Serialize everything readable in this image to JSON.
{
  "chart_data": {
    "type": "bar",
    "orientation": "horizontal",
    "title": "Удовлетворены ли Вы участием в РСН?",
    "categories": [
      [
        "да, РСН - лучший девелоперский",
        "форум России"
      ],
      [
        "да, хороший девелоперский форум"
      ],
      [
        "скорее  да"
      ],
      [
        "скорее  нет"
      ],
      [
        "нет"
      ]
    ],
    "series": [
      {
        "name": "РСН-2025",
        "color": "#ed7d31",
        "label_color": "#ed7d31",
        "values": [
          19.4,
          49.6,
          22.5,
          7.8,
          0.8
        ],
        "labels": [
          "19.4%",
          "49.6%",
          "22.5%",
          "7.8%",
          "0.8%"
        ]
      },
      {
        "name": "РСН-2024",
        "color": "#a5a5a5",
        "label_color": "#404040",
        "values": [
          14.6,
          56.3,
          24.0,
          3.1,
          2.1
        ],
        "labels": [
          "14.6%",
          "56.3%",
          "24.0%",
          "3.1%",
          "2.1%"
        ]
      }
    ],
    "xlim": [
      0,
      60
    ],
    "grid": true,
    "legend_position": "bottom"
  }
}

────────────────────────────────────────

_TASK STATEMENT_. Return each line of the data exactly as written above.

_FULL RESPONSE_.
Serialize everything readable in this image to JSON.
{
  "chart_data": {
    "type": "bar",
    "orientation": "horizontal",
    "title": "Удовлетворены ли Вы участием в РСН?",
    "categories": [
      [
        "да, РСН - лучший девелоперский",
        "форум России"
      ],
      [
        "да, хороший девелоперский форум"
      ],
      [
        "скорее  да"
      ],
      [
        "скорее  нет"
      ],
      [
        "нет"
      ]
    ],
    "series": [
      {
        "name": "РСН-2025",
        "color": "#ed7d31",
        "label_color": "#ed7d31",
        "values": [
          19.4,
          49.6,
          22.5,
          7.8,
          0.8
        ],
        "labels": [
          "19.4%",
          "49.6%",
          "22.5%",
          "7.8%",
          "0.8%"
        ]
      },
      {
        "name": "РСН-2024",
        "color": "#a5a5a5",
        "label_color": "#404040",
        "values": [
          14.6,
          56.3,
          24.0,
          3.1,
          2.1
        ],
        "labels": [
          "14.6%",
          "56.3%",
          "24.0%",
          "3.1%",
          "2.1%"
        ]
      }
    ],
    "xlim": [
      0,
      60
    ],
    "grid": true,
    "legend_position": "bottom"
  }
}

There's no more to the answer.